### WHAT YOU WILL DO
Work through the data line by line, gathering every line that has the word "fruit".

(Stored data)
%%

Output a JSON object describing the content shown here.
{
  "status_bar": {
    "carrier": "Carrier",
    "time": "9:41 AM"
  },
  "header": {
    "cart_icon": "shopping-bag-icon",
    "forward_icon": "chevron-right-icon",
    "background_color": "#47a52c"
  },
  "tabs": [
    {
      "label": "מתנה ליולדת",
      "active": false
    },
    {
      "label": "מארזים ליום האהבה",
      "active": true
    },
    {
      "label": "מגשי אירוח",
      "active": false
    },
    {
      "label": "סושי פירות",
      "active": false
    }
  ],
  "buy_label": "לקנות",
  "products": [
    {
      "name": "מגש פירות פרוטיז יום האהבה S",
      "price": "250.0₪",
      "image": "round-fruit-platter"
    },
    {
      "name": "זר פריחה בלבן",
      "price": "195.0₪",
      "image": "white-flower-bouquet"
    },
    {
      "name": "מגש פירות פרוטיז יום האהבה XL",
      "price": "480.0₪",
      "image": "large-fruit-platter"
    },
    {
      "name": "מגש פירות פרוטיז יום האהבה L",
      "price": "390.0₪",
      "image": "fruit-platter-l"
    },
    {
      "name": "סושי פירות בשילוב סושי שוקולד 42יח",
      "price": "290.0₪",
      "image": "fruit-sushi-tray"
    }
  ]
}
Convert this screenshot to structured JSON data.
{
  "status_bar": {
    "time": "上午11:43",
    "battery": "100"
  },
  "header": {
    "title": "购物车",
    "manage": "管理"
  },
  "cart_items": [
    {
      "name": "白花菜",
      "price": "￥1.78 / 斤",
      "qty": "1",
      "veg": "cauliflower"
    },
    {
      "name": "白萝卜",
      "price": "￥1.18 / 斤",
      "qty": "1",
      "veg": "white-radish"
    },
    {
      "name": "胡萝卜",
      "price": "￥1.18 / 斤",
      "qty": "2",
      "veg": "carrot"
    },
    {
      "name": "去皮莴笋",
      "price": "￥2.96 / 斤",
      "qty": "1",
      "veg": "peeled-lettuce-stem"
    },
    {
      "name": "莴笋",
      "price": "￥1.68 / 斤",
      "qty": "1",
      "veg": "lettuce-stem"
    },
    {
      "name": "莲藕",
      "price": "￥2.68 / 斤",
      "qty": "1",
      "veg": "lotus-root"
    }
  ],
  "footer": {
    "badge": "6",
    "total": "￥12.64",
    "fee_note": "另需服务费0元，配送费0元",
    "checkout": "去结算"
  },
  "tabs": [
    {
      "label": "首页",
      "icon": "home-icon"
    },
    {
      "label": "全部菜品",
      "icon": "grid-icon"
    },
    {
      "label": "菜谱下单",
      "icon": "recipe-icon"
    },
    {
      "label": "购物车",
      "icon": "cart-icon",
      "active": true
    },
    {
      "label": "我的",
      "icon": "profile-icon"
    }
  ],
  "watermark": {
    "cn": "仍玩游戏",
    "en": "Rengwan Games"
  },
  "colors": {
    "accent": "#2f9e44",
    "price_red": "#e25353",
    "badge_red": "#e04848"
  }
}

%%
%%

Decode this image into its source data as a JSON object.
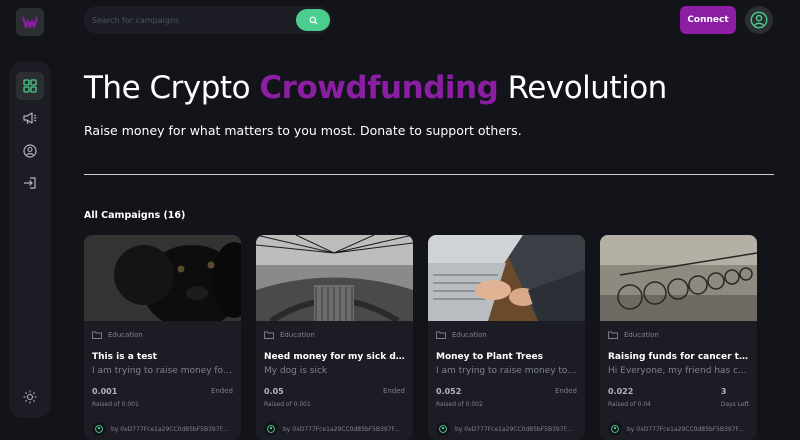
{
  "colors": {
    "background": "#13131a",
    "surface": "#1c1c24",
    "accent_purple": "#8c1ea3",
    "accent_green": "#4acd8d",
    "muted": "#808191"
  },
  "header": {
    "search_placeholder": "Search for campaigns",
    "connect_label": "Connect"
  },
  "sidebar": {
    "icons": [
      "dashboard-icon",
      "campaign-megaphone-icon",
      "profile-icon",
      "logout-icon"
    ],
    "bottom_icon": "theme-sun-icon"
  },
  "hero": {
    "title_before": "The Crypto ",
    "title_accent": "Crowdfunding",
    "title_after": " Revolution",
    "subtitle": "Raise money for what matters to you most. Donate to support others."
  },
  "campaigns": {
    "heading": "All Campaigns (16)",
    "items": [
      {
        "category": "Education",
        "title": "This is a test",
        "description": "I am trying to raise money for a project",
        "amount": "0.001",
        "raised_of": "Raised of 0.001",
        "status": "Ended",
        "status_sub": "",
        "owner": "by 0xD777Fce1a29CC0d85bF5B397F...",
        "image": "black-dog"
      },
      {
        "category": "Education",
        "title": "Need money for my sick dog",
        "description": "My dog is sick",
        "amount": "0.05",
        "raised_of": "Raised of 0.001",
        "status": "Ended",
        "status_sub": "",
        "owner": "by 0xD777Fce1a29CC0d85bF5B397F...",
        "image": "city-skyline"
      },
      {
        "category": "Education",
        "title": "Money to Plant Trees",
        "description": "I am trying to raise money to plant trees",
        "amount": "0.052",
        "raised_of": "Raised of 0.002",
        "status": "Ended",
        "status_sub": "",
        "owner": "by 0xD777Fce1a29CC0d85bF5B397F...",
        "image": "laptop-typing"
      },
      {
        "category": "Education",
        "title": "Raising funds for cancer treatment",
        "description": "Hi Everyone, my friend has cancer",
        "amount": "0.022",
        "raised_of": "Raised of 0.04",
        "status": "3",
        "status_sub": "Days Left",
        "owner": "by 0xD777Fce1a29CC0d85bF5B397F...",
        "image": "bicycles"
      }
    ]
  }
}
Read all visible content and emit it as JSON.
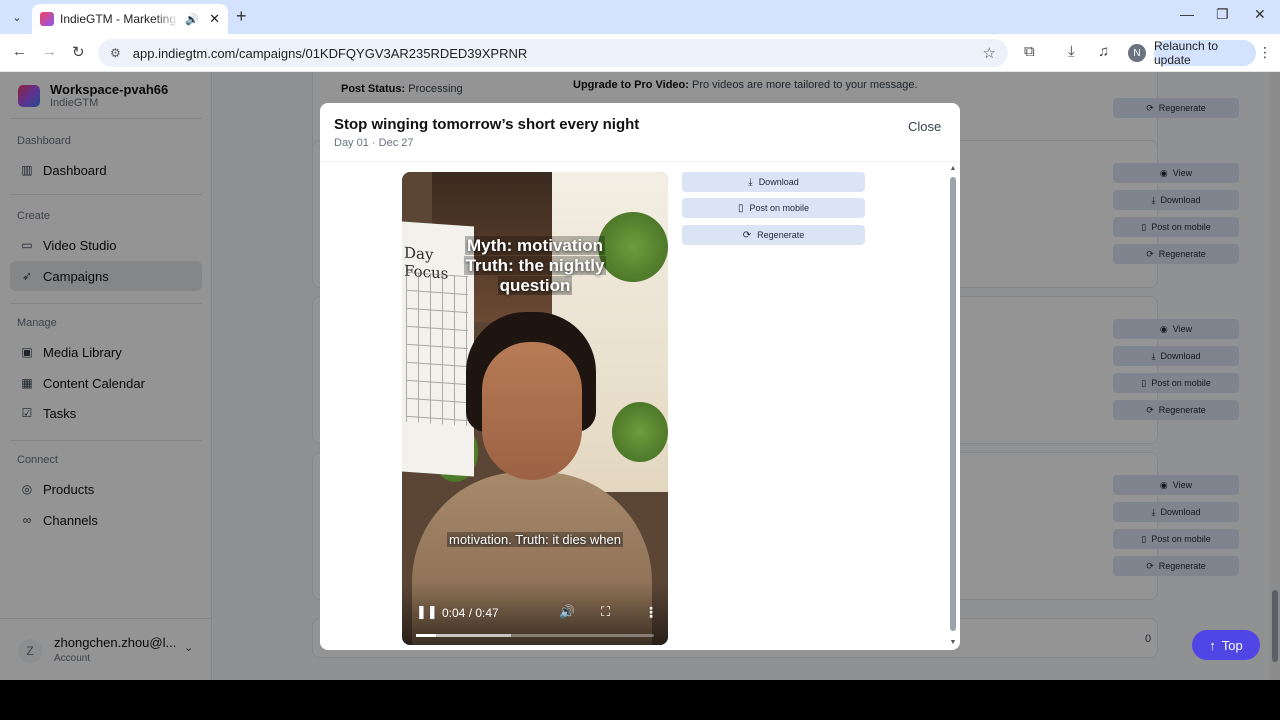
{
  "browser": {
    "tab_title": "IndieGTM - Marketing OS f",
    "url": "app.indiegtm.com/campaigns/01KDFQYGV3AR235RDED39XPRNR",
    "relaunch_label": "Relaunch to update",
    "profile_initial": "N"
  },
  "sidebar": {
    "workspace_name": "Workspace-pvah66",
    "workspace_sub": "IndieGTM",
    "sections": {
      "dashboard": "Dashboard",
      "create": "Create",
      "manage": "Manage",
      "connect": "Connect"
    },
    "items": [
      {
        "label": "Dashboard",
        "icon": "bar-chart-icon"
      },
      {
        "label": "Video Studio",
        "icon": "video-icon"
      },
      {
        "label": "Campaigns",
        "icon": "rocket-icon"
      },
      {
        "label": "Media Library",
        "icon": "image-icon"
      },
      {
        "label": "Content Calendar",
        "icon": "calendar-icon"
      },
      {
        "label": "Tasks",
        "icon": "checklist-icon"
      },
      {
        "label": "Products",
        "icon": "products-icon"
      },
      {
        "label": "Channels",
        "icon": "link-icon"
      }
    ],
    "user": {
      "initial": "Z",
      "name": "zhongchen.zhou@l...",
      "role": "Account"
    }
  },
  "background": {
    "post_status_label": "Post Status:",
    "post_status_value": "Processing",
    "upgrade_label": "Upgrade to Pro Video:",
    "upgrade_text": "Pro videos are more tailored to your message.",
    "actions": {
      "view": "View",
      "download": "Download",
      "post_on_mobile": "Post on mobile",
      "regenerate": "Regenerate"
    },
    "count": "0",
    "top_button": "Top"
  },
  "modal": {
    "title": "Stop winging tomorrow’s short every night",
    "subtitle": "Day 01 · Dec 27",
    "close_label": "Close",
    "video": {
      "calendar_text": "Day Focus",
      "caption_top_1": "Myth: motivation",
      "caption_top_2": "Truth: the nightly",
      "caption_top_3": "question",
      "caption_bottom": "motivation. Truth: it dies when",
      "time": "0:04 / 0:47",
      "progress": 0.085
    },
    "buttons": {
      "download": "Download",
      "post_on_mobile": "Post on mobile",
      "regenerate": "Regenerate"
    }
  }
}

%%

### SOLUTION BELOW
      "image": "round-fruit-platter"
      "image": "large-fruit-platter"
      "image": "fruit-platter-l"
      "image": "fruit-sushi-tray"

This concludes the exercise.